--- Start Excerpted records ---

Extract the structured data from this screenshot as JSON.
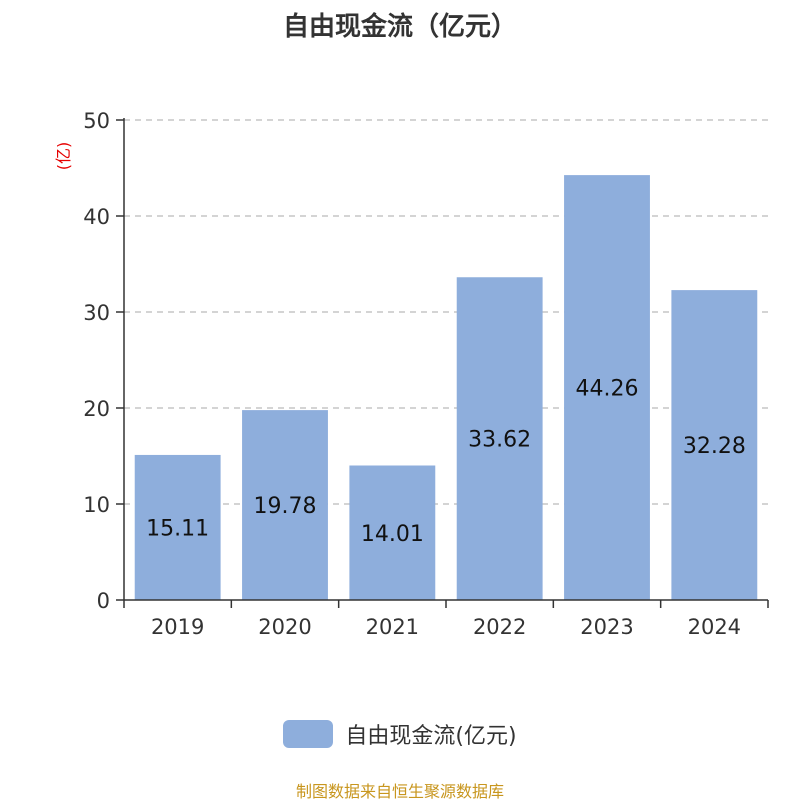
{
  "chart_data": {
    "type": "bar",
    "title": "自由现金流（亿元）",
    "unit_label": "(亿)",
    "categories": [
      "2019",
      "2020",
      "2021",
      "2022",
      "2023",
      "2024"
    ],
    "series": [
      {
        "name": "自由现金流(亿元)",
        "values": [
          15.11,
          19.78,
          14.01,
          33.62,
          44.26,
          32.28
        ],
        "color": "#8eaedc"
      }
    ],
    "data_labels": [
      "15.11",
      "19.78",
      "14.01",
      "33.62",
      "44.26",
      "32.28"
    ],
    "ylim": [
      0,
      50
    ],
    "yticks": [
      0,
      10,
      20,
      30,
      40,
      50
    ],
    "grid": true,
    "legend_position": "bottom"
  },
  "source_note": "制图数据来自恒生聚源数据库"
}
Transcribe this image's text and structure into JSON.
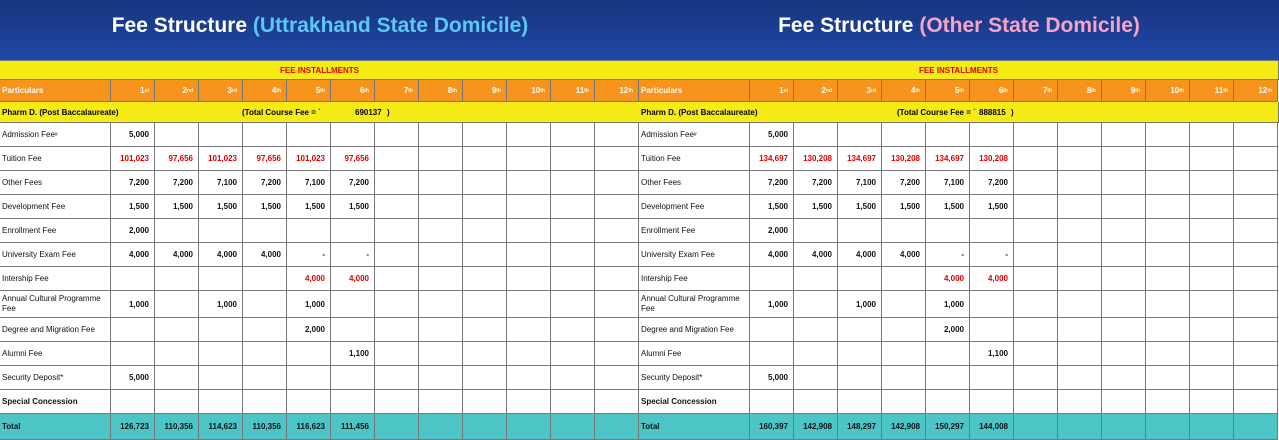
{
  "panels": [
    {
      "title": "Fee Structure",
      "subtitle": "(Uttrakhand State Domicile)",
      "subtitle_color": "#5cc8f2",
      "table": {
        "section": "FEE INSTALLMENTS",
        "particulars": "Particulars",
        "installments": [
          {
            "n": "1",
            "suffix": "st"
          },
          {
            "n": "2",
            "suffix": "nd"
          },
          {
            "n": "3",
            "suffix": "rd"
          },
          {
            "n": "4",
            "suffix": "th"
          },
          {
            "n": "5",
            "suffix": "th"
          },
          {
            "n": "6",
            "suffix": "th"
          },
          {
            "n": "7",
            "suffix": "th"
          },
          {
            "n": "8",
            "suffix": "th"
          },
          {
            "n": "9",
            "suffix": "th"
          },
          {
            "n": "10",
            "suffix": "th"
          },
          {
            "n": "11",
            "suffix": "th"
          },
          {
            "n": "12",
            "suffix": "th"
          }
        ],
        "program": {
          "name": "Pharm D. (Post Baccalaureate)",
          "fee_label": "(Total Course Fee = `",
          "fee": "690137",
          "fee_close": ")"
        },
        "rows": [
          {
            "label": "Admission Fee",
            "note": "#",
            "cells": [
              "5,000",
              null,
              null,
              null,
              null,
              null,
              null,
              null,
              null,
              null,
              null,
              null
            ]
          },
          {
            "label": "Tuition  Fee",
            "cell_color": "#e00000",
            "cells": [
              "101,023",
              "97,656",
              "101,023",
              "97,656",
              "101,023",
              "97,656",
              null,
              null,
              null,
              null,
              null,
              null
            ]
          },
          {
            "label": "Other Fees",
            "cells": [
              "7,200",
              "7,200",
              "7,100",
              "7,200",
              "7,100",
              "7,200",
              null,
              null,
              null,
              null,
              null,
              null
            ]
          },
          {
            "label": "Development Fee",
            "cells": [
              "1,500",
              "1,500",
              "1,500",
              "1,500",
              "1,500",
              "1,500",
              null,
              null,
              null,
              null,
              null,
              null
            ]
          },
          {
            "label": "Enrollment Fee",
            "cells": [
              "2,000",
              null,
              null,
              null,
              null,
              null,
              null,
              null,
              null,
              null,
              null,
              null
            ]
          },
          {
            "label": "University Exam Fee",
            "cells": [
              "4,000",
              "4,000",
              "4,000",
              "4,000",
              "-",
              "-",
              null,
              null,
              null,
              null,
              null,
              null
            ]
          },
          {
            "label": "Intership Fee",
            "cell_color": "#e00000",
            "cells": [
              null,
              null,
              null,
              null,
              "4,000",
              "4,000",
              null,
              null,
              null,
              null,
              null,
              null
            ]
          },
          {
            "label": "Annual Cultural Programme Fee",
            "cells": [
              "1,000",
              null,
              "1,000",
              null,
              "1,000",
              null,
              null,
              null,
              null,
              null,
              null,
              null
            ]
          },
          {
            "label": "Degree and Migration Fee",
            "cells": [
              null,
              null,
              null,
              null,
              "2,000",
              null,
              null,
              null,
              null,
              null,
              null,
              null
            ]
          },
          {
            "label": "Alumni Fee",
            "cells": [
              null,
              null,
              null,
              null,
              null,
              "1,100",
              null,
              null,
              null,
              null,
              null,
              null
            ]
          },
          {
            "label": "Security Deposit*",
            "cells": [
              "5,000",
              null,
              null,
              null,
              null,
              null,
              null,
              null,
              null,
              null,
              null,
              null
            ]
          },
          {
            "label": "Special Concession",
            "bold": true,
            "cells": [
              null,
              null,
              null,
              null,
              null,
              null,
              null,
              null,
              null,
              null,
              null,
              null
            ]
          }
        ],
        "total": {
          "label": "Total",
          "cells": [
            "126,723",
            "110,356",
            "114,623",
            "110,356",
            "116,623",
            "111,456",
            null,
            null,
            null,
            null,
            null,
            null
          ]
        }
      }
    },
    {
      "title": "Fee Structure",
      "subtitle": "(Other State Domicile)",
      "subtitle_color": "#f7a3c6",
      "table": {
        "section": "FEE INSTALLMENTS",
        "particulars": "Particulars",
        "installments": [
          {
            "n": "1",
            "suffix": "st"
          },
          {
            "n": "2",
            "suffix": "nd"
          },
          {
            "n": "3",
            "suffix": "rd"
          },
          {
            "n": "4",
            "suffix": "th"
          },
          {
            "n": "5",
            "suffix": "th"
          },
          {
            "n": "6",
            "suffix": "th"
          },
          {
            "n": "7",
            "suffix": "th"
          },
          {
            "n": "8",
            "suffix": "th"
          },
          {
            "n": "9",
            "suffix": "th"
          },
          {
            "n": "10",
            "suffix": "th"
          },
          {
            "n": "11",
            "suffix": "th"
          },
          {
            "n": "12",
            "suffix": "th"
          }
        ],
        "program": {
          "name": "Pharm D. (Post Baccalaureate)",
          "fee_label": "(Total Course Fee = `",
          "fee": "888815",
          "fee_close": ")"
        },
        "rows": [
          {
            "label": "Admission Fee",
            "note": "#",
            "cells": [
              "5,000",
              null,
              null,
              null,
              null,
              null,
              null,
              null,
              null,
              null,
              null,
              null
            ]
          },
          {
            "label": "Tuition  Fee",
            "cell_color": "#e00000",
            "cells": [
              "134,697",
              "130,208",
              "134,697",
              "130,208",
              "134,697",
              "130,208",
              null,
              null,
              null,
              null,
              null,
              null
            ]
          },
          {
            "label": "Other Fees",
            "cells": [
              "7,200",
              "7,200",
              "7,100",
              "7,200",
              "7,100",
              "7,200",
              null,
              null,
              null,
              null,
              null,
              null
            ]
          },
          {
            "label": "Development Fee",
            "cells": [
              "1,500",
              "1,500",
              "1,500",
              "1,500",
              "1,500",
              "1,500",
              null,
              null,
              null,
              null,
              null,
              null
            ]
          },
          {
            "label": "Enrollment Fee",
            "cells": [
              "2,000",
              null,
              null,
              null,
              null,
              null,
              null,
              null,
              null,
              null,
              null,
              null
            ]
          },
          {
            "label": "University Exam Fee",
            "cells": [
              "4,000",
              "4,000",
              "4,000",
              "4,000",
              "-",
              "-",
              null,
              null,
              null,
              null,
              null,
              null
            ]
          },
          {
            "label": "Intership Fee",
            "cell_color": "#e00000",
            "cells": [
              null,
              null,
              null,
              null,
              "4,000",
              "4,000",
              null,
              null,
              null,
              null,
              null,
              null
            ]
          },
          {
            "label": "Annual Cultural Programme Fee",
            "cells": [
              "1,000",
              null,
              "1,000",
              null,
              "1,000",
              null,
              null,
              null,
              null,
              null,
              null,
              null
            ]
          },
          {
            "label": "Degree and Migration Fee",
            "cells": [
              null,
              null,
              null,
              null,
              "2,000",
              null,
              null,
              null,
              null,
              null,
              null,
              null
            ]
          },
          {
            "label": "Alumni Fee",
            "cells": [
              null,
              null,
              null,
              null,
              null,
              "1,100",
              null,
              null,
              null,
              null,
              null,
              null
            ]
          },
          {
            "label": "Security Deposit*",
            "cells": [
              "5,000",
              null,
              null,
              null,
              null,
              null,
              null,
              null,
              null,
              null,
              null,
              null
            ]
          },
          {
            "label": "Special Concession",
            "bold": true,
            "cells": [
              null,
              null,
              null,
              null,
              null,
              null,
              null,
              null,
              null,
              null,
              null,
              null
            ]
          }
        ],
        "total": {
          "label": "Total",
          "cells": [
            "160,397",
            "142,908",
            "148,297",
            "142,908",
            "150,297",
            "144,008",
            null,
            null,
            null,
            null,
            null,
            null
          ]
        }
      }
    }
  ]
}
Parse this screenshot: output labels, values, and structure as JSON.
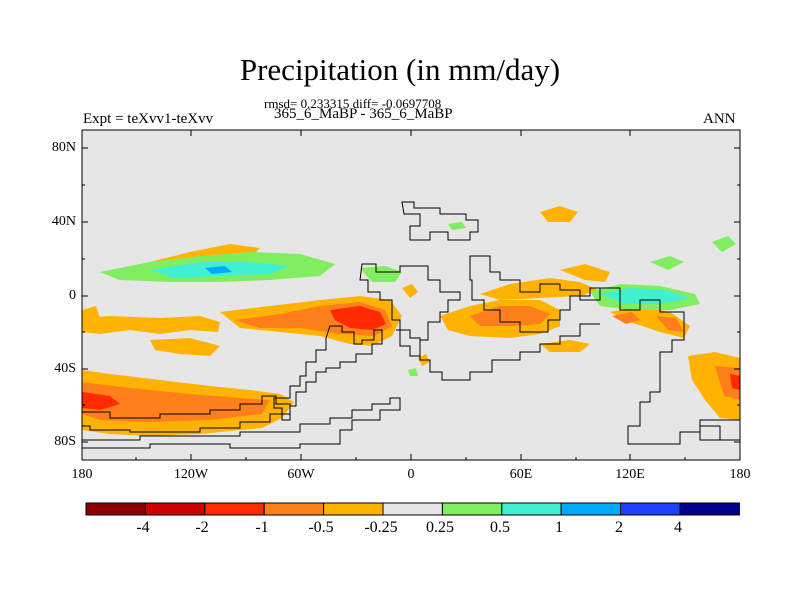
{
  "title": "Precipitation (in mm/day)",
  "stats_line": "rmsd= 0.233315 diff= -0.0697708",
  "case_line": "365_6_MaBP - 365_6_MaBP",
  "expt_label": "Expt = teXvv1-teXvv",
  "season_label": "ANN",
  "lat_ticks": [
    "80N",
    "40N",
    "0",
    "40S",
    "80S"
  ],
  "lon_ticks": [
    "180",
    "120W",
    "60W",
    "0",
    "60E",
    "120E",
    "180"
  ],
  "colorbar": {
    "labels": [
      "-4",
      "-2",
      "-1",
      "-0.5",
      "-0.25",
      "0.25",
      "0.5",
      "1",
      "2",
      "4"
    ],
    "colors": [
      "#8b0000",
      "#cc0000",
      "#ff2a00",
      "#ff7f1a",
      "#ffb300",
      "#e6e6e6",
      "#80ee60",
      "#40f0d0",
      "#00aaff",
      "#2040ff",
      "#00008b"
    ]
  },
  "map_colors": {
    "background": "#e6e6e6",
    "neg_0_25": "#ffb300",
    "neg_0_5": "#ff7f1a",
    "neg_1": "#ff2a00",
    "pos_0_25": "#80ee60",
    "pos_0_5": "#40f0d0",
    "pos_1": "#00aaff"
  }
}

--- End Excerpted records ---

# What is needed
In the listing, how many lines hold "State"? Answer with a bare number.

# Reply to the task
2